→ **SHORT PROBLEM**: Present the lines from the beginning through the one containing "bookmark-item[interactable]: À propos", both included, as a Markdown table with the columns Row and Entry, skipping any blank lines.

→ **Element location data**:
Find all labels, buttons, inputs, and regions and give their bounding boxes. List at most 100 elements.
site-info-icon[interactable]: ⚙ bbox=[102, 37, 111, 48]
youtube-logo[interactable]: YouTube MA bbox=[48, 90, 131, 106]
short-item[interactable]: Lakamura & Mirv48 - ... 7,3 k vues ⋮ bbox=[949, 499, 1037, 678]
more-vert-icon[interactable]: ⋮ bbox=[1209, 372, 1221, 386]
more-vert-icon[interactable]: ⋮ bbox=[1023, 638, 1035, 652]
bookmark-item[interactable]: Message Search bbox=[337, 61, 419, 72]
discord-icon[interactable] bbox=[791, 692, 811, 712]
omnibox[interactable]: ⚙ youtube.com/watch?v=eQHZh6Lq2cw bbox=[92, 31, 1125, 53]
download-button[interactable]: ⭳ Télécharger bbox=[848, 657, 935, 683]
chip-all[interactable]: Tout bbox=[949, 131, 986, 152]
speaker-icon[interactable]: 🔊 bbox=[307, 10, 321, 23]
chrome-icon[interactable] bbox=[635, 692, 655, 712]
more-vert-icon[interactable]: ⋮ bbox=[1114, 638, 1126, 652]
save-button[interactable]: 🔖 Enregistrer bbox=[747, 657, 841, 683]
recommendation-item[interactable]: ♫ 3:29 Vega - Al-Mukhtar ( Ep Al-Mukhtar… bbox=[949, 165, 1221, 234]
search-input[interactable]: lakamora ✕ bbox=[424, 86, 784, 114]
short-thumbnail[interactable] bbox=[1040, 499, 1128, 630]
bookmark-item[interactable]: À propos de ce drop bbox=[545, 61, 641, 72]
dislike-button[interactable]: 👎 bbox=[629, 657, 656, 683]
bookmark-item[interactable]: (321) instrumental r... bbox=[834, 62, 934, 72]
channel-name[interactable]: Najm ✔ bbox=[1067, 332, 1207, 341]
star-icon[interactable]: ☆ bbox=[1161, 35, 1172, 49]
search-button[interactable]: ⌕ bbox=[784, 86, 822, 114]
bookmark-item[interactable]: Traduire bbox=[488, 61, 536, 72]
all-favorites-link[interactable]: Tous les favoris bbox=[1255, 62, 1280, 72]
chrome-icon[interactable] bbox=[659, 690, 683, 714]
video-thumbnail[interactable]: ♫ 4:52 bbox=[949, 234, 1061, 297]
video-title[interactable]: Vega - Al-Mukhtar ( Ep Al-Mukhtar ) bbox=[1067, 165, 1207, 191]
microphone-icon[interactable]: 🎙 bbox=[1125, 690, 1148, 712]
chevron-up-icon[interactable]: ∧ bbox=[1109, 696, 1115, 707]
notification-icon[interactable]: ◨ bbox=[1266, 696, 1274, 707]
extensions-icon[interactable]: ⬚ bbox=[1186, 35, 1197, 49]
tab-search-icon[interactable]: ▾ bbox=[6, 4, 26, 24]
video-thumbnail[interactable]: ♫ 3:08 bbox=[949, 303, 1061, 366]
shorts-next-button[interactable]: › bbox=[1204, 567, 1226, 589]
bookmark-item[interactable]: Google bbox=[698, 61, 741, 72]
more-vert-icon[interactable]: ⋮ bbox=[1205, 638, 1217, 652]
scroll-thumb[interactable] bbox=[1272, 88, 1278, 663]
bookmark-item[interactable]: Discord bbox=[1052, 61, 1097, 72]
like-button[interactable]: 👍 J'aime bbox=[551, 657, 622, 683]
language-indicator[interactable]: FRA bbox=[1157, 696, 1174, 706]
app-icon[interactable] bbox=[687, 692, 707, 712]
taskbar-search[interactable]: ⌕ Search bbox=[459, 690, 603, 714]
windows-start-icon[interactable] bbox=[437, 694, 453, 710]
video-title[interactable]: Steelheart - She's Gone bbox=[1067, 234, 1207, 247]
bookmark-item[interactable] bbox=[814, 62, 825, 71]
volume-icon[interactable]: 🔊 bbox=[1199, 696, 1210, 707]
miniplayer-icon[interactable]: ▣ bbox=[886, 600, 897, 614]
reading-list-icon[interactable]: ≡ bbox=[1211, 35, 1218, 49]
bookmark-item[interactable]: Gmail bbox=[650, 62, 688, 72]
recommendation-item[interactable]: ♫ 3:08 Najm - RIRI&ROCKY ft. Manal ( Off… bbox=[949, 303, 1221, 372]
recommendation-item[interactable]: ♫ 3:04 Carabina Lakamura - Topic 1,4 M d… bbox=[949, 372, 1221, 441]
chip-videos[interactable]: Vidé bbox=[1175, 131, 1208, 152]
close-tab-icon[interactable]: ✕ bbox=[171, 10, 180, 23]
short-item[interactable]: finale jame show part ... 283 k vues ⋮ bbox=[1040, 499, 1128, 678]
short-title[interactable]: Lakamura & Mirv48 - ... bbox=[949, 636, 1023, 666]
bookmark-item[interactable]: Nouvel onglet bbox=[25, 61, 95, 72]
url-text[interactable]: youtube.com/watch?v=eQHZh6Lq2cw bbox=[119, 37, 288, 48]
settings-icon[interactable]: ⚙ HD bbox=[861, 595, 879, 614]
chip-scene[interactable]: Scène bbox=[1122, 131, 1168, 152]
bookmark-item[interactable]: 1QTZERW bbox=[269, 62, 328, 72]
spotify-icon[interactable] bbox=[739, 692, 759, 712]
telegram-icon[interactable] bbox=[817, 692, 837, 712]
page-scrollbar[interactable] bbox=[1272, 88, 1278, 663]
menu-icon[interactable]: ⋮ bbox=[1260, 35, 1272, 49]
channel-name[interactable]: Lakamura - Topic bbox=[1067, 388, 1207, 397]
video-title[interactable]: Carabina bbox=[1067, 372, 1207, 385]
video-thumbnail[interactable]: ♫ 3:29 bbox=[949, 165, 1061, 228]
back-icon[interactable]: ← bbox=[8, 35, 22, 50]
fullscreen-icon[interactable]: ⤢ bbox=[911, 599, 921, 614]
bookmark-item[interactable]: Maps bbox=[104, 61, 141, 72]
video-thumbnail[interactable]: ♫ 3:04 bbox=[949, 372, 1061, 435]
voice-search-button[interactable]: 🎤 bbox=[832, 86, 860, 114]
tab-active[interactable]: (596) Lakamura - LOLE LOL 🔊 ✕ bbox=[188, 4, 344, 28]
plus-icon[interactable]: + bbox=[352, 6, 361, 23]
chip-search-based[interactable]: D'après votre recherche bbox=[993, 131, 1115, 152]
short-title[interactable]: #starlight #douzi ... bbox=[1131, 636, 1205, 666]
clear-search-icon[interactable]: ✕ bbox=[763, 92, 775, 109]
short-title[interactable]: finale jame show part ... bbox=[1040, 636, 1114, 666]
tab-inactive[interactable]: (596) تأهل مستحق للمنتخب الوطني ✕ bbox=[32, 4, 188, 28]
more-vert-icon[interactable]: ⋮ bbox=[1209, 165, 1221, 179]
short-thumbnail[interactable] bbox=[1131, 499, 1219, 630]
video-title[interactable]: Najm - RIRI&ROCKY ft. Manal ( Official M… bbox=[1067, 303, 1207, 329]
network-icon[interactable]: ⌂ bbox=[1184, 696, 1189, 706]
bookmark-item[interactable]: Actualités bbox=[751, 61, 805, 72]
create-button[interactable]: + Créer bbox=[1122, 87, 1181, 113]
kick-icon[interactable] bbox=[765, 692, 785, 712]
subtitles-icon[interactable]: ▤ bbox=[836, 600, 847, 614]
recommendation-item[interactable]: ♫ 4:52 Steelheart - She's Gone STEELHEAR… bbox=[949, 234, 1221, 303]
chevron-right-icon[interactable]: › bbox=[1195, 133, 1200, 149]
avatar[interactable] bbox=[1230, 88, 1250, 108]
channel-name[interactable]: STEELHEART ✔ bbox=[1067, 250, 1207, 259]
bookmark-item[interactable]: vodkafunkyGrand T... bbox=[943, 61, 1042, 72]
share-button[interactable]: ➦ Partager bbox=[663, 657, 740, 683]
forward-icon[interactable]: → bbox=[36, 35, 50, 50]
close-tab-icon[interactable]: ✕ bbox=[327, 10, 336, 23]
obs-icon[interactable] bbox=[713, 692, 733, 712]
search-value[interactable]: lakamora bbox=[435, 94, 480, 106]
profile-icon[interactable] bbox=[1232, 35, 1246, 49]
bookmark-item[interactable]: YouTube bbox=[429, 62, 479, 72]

→ **FINISHED ANSWER**:
| Row | Entry |
|---|---|
| 1 | Find all labels, buttons, inputs, and regions and give their bounding boxes. List at most 100 elements. |
| 2 | site-info-icon[interactable]: ⚙ bbox=[102, 37, 111, 48] |
| 3 | youtube-logo[interactable]: YouTube MA bbox=[48, 90, 131, 106] |
| 4 | short-item[interactable]: Lakamura & Mirv48 - ... 7,3 k vues ⋮ bbox=[949, 499, 1037, 678] |
| 5 | more-vert-icon[interactable]: ⋮ bbox=[1209, 372, 1221, 386] |
| 6 | more-vert-icon[interactable]: ⋮ bbox=[1023, 638, 1035, 652] |
| 7 | bookmark-item[interactable]: Message Search bbox=[337, 61, 419, 72] |
| 8 | discord-icon[interactable] bbox=[791, 692, 811, 712] |
| 9 | omnibox[interactable]: ⚙ youtube.com/watch?v=eQHZh6Lq2cw bbox=[92, 31, 1125, 53] |
| 10 | download-button[interactable]: ⭳ Télécharger bbox=[848, 657, 935, 683] |
| 11 | chip-all[interactable]: Tout bbox=[949, 131, 986, 152] |
| 12 | speaker-icon[interactable]: 🔊 bbox=[307, 10, 321, 23] |
| 13 | chrome-icon[interactable] bbox=[635, 692, 655, 712] |
| 14 | more-vert-icon[interactable]: ⋮ bbox=[1114, 638, 1126, 652] |
| 15 | save-button[interactable]: 🔖 Enregistrer bbox=[747, 657, 841, 683] |
| 16 | recommendation-item[interactable]: ♫ 3:29 Vega - Al-Mukhtar ( Ep Al-Mukhtar… bbox=[949, 165, 1221, 234] |
| 17 | search-input[interactable]: lakamora ✕ bbox=[424, 86, 784, 114] |
| 18 | short-thumbnail[interactable] bbox=[1040, 499, 1128, 630] |
| 19 | bookmark-item[interactable]: À propos de ce drop bbox=[545, 61, 641, 72] |